GIVEN DATA —
- - -

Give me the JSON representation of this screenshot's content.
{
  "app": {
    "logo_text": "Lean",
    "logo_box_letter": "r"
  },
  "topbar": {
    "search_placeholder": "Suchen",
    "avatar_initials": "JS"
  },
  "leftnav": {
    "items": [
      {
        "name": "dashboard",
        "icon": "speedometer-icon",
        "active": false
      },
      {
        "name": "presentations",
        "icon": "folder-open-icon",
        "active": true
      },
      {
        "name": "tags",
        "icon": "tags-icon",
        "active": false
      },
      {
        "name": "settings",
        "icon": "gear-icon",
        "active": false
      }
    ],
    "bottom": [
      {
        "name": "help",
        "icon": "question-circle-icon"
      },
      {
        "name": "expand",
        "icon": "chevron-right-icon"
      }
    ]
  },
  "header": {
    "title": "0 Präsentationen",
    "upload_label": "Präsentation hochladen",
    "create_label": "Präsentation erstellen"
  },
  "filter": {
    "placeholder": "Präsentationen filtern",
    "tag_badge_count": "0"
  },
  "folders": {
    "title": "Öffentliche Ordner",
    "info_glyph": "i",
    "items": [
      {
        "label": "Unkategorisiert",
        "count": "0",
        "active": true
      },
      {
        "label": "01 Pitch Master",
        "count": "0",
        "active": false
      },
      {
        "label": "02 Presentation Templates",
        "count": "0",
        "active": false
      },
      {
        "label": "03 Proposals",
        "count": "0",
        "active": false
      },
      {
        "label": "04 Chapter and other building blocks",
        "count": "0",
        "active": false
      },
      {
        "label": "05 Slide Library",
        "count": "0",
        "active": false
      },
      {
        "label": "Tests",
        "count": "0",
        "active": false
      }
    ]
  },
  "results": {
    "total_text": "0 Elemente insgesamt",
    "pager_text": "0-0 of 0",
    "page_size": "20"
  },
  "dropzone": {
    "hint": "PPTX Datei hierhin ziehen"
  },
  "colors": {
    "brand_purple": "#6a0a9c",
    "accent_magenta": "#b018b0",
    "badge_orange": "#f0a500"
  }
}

- - -

AIM OF THE EXERCISE — Reproduce all of the entries word for word.

SOLUTION TO THE EXERCISE —
Give me the JSON representation of this screenshot's content.
{
  "app": {
    "logo_text": "Lean",
    "logo_box_letter": "r"
  },
  "topbar": {
    "search_placeholder": "Suchen",
    "avatar_initials": "JS"
  },
  "leftnav": {
    "items": [
      {
        "name": "dashboard",
        "icon": "speedometer-icon",
        "active": false
      },
      {
        "name": "presentations",
        "icon": "folder-open-icon",
        "active": true
      },
      {
        "name": "tags",
        "icon": "tags-icon",
        "active": false
      },
      {
        "name": "settings",
        "icon": "gear-icon",
        "active": false
      }
    ],
    "bottom": [
      {
        "name": "help",
        "icon": "question-circle-icon"
      },
      {
        "name": "expand",
        "icon": "chevron-right-icon"
      }
    ]
  },
  "header": {
    "title": "0 Präsentationen",
    "upload_label": "Präsentation hochladen",
    "create_label": "Präsentation erstellen"
  },
  "filter": {
    "placeholder": "Präsentationen filtern",
    "tag_badge_count": "0"
  },
  "folders": {
    "title": "Öffentliche Ordner",
    "info_glyph": "i",
    "items": [
      {
        "label": "Unkategorisiert",
        "count": "0",
        "active": true
      },
      {
        "label": "01 Pitch Master",
        "count": "0",
        "active": false
      },
      {
        "label": "02 Presentation Templates",
        "count": "0",
        "active": false
      },
      {
        "label": "03 Proposals",
        "count": "0",
        "active": false
      },
      {
        "label": "04 Chapter and other building blocks",
        "count": "0",
        "active": false
      },
      {
        "label": "05 Slide Library",
        "count": "0",
        "active": false
      },
      {
        "label": "Tests",
        "count": "0",
        "active": false
      }
    ]
  },
  "results": {
    "total_text": "0 Elemente insgesamt",
    "pager_text": "0-0 of 0",
    "page_size": "20"
  },
  "dropzone": {
    "hint": "PPTX Datei hierhin ziehen"
  },
  "colors": {
    "brand_purple": "#6a0a9c",
    "accent_magenta": "#b018b0",
    "badge_orange": "#f0a500"
  }
}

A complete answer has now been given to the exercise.